**What is asked**
Pull every line with the word "бумагу" out of the entries below.

(Collection entries)
◆ ◆ ◆
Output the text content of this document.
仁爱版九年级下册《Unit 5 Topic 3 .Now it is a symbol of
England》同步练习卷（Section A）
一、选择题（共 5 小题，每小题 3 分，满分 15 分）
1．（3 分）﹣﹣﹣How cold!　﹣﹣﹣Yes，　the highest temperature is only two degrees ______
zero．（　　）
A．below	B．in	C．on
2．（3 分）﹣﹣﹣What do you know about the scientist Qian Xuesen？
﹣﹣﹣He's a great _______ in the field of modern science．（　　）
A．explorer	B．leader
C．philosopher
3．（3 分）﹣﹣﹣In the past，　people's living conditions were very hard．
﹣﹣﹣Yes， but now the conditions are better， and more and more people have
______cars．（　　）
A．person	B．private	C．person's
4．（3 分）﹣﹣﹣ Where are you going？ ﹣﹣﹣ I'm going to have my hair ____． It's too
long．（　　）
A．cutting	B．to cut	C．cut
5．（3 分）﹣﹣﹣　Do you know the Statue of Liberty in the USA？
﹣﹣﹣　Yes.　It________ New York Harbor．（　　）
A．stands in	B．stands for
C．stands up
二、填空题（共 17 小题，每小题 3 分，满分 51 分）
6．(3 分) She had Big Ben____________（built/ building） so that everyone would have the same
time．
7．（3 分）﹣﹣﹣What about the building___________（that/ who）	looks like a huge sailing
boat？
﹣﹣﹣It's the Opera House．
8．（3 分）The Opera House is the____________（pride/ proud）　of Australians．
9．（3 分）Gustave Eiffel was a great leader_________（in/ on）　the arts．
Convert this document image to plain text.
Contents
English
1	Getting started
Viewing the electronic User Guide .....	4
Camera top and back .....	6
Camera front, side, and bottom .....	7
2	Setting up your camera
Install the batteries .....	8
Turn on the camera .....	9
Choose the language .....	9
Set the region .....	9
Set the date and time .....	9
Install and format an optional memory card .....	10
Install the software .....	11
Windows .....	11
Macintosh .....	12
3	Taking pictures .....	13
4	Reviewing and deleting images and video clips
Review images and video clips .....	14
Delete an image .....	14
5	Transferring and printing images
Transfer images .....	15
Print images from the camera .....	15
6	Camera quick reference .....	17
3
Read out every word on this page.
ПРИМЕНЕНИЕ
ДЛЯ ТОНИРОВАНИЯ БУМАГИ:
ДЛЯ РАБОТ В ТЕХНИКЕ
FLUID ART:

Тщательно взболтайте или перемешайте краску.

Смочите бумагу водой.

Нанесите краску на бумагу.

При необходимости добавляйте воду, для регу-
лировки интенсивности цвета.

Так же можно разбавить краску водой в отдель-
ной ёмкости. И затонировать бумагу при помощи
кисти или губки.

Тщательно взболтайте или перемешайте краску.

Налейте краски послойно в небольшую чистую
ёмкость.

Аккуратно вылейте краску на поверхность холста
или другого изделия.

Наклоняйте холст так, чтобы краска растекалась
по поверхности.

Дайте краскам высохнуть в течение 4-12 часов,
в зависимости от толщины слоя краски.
◆ ◆ ◆
**The response**
Смочите бумагу водой.
Нанесите краску на бумагу.
ной ёмкости. И затонировать бумагу при помощи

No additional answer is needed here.